> WHAT TO PRODUCE
Of the lines below, count those containing the word "this". Reply with the number alone.

[Stored items from a collection]
START

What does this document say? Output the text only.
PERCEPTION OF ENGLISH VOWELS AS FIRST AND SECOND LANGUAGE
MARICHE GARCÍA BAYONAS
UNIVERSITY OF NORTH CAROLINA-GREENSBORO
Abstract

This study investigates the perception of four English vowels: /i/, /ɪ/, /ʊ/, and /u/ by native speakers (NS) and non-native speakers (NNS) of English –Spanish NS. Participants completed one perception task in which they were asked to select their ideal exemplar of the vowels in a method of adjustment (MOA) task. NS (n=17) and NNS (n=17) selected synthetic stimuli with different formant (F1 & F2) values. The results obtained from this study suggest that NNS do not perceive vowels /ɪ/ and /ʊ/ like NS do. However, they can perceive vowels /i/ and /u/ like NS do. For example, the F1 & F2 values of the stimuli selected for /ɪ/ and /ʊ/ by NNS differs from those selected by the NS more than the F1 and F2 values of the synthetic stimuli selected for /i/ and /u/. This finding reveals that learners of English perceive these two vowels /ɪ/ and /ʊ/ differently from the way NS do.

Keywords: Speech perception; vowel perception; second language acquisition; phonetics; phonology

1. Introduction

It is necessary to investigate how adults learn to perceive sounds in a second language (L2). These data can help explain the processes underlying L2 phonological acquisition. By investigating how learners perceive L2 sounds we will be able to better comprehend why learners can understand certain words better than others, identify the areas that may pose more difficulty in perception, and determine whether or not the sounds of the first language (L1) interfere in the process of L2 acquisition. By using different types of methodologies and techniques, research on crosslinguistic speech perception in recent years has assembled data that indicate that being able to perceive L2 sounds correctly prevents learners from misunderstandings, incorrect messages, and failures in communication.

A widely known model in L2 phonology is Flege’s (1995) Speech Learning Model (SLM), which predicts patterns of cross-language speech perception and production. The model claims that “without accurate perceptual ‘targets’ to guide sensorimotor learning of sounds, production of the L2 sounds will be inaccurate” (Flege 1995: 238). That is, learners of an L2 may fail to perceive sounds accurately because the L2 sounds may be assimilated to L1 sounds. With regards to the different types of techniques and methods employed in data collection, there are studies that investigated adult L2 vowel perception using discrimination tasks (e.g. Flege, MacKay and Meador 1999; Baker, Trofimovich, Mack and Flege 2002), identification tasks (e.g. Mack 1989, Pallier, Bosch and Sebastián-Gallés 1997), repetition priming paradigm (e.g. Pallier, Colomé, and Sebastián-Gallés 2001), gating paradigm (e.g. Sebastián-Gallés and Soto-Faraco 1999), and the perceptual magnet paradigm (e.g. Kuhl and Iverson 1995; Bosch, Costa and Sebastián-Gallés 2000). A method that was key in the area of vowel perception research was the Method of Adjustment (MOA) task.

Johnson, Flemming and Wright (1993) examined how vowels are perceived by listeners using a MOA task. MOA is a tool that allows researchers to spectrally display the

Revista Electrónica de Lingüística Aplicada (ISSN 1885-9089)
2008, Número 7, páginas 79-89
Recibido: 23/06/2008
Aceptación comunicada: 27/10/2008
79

END

> OUTPUT OF THE EXERCISE
2